## TASK BRIEF:
Look through the data below. Collect every line where the word "Camrelizumab" occurs.

## MATERIAL FOR THE TASK:
•••••

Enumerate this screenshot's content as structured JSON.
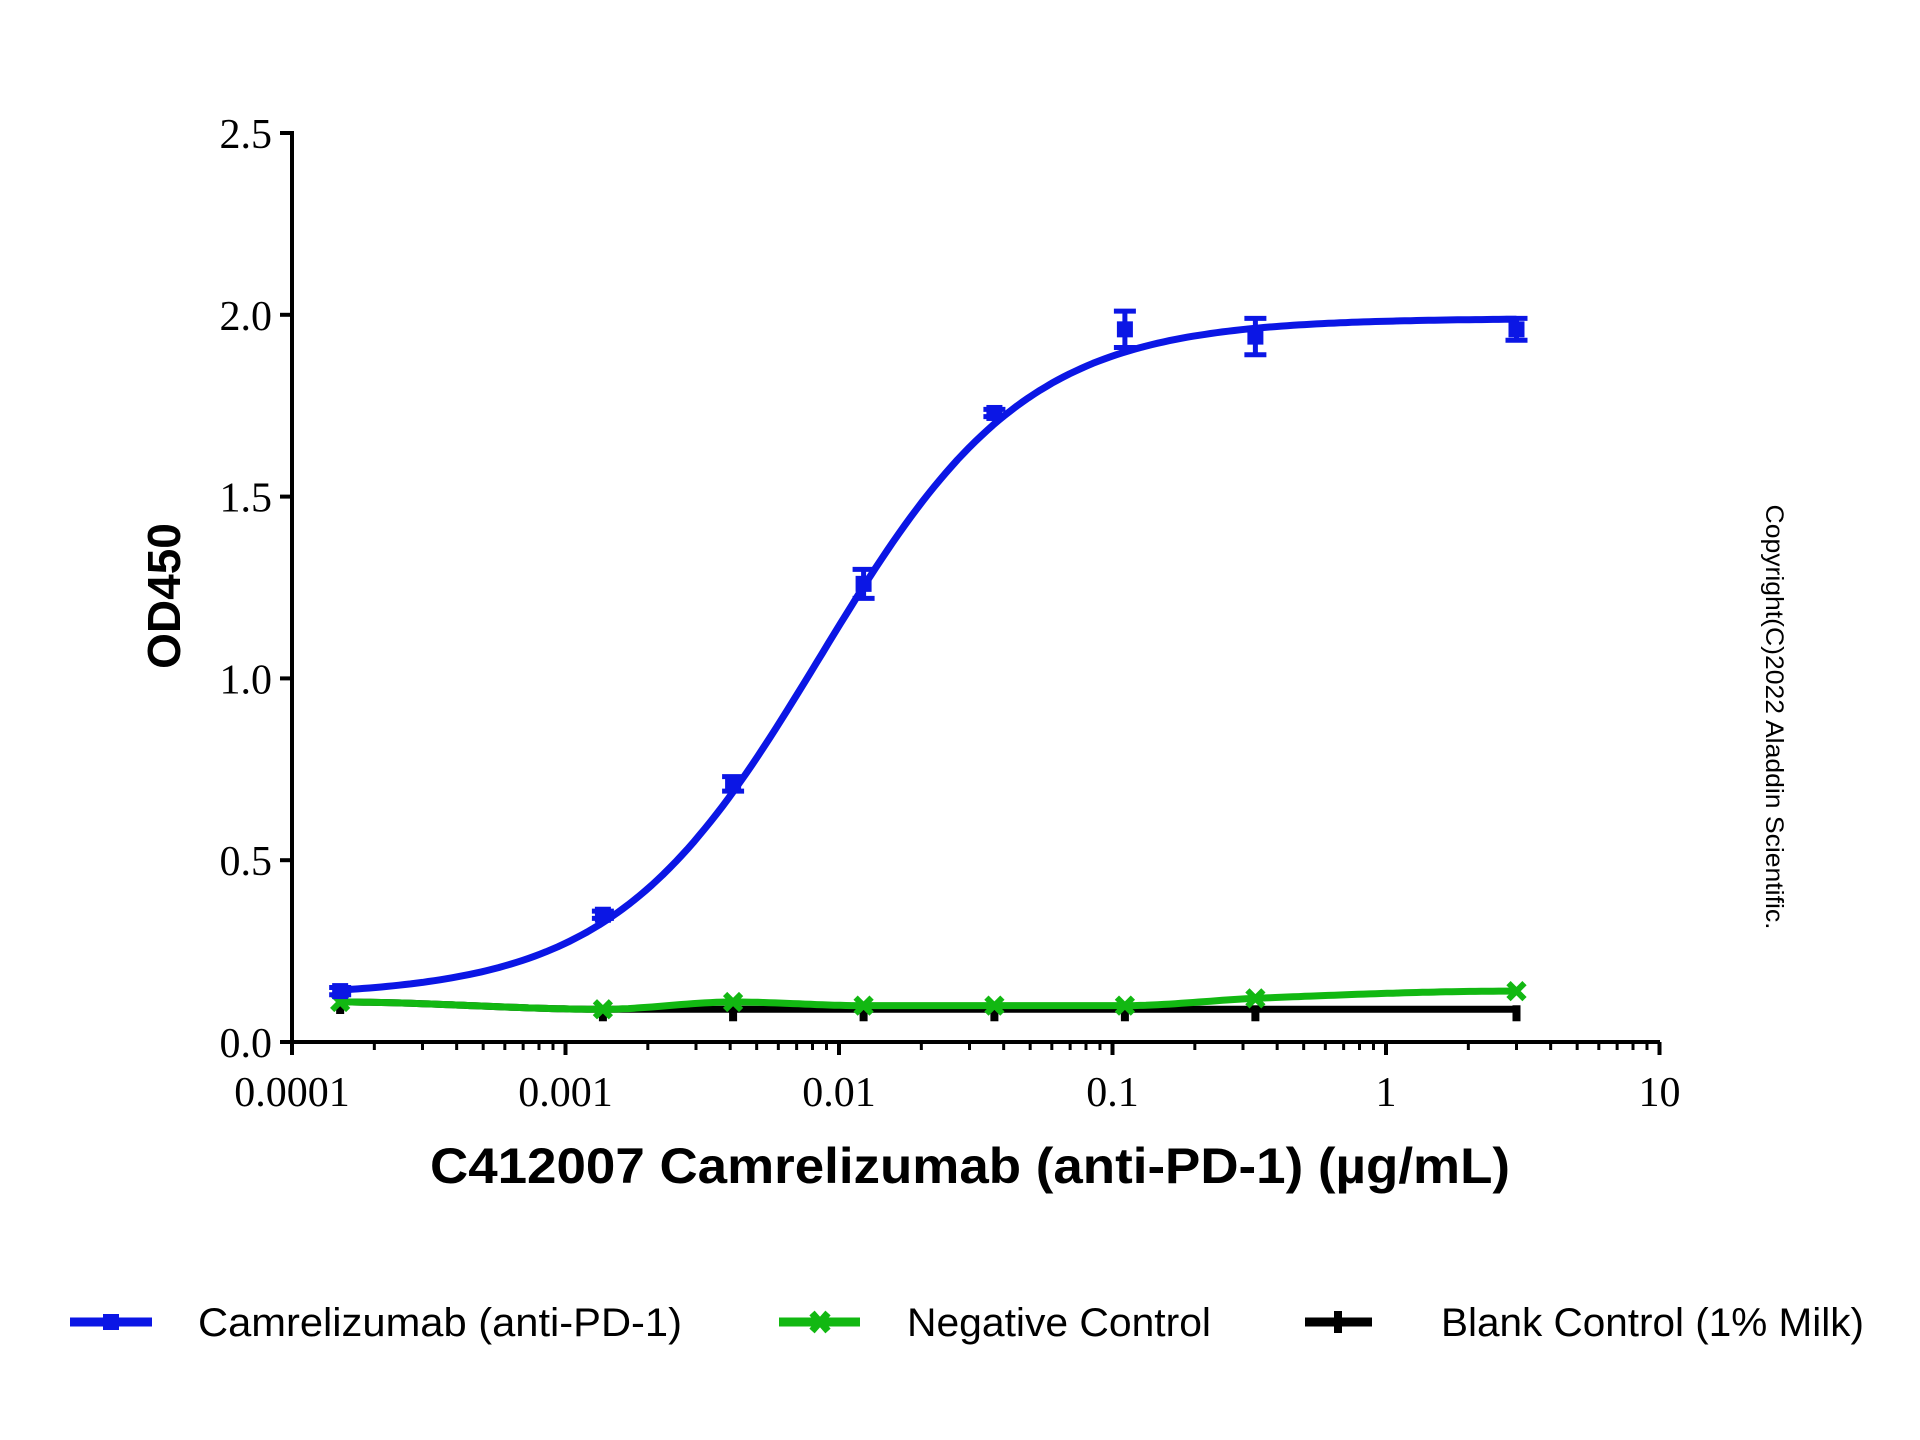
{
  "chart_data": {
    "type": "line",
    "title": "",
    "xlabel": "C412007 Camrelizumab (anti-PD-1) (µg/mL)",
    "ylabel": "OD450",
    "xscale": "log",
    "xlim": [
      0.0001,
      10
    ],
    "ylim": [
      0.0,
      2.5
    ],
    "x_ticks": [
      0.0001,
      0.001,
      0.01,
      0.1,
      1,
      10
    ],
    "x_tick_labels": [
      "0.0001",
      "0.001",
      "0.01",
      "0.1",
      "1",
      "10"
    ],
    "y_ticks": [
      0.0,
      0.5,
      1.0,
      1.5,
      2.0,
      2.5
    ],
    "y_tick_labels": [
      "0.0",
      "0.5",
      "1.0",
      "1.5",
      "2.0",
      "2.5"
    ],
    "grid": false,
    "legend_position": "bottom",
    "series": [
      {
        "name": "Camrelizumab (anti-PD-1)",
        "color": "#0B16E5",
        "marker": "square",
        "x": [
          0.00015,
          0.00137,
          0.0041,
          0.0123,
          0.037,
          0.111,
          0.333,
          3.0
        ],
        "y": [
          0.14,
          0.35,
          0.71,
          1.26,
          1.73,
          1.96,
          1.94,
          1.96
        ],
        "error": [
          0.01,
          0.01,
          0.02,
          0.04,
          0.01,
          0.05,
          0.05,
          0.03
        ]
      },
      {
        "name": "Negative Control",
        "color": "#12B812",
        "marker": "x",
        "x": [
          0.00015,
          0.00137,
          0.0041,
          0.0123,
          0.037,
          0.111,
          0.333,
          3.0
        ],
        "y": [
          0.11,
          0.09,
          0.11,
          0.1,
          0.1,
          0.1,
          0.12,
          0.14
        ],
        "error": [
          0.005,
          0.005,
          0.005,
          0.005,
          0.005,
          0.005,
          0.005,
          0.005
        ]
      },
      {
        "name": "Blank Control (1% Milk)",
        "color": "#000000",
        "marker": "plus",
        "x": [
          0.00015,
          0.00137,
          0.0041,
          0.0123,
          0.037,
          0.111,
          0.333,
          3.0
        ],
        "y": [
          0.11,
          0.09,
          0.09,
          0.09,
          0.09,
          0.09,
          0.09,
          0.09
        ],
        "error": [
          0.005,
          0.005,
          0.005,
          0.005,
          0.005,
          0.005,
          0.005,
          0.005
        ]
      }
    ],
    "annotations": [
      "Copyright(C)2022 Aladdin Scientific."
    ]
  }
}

•••••

## COMPLETE RESPONSE:
    "xlabel": "C412007 Camrelizumab (anti-PD-1) (µg/mL)",
        "name": "Camrelizumab (anti-PD-1)",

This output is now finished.